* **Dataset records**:

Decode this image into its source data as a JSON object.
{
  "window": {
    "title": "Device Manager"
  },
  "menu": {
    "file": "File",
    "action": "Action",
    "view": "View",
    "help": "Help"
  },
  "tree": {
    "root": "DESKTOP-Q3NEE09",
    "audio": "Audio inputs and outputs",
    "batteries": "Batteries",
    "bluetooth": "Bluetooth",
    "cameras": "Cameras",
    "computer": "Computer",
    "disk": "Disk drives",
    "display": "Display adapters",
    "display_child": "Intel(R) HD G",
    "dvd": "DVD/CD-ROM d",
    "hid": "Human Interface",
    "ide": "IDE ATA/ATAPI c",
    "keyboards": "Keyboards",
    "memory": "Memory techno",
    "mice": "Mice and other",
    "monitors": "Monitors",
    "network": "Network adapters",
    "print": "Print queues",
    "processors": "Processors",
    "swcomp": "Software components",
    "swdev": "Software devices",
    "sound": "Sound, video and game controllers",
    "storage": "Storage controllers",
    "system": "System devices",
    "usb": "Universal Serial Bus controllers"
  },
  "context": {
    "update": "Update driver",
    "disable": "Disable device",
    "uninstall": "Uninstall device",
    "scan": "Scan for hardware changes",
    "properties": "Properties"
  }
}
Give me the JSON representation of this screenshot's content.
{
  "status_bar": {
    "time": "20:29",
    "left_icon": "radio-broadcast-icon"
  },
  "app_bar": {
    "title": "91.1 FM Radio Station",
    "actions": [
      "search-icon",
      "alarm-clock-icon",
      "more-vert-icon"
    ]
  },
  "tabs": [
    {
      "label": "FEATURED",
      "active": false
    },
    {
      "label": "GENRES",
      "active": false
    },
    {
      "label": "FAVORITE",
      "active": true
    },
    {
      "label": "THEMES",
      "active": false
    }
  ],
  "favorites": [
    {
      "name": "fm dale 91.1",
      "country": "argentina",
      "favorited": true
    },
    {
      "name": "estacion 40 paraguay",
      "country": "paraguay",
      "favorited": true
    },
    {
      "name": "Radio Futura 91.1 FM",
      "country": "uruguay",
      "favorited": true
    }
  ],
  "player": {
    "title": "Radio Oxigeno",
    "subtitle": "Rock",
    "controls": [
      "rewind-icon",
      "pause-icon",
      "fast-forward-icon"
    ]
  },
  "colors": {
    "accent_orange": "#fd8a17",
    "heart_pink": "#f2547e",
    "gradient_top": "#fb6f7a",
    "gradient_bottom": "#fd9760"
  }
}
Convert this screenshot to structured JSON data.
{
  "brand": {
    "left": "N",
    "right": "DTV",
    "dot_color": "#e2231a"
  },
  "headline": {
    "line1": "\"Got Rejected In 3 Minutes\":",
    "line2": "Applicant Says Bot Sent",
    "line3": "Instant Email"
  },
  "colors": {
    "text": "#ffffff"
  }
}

* **Problem to solve**:
Reproduce every entry shown above, precisely as it stands.

* **Response to this task**:
Decode this image into its source data as a JSON object.
{
  "window": {
    "title": "Device Manager"
  },
  "menu": {
    "file": "File",
    "action": "Action",
    "view": "View",
    "help": "Help"
  },
  "tree": {
    "root": "DESKTOP-Q3NEE09",
    "audio": "Audio inputs and outputs",
    "batteries": "Batteries",
    "bluetooth": "Bluetooth",
    "cameras": "Cameras",
    "computer": "Computer",
    "disk": "Disk drives",
    "display": "Display adapters",
    "display_child": "Intel(R) HD G",
    "dvd": "DVD/CD-ROM d",
    "hid": "Human Interface",
    "ide": "IDE ATA/ATAPI c",
    "keyboards": "Keyboards",
    "memory": "Memory techno",
    "mice": "Mice and other",
    "monitors": "Monitors",
    "network": "Network adapters",
    "print": "Print queues",
    "processors": "Processors",
    "swcomp": "Software components",
    "swdev": "Software devices",
    "sound": "Sound, video and game controllers",
    "storage": "Storage controllers",
    "system": "System devices",
    "usb": "Universal Serial Bus controllers"
  },
  "context": {
    "update": "Update driver",
    "disable": "Disable device",
    "uninstall": "Uninstall device",
    "scan": "Scan for hardware changes",
    "properties": "Properties"
  }
}
Give me the JSON representation of this screenshot's content.
{
  "status_bar": {
    "time": "20:29",
    "left_icon": "radio-broadcast-icon"
  },
  "app_bar": {
    "title": "91.1 FM Radio Station",
    "actions": [
      "search-icon",
      "alarm-clock-icon",
      "more-vert-icon"
    ]
  },
  "tabs": [
    {
      "label": "FEATURED",
      "active": false
    },
    {
      "label": "GENRES",
      "active": false
    },
    {
      "label": "FAVORITE",
      "active": true
    },
    {
      "label": "THEMES",
      "active": false
    }
  ],
  "favorites": [
    {
      "name": "fm dale 91.1",
      "country": "argentina",
      "favorited": true
    },
    {
      "name": "estacion 40 paraguay",
      "country": "paraguay",
      "favorited": true
    },
    {
      "name": "Radio Futura 91.1 FM",
      "country": "uruguay",
      "favorited": true
    }
  ],
  "player": {
    "title": "Radio Oxigeno",
    "subtitle": "Rock",
    "controls": [
      "rewind-icon",
      "pause-icon",
      "fast-forward-icon"
    ]
  },
  "colors": {
    "accent_orange": "#fd8a17",
    "heart_pink": "#f2547e",
    "gradient_top": "#fb6f7a",
    "gradient_bottom": "#fd9760"
  }
}
Convert this screenshot to structured JSON data.
{
  "brand": {
    "left": "N",
    "right": "DTV",
    "dot_color": "#e2231a"
  },
  "headline": {
    "line1": "\"Got Rejected In 3 Minutes\":",
    "line2": "Applicant Says Bot Sent",
    "line3": "Instant Email"
  },
  "colors": {
    "text": "#ffffff"
  }
}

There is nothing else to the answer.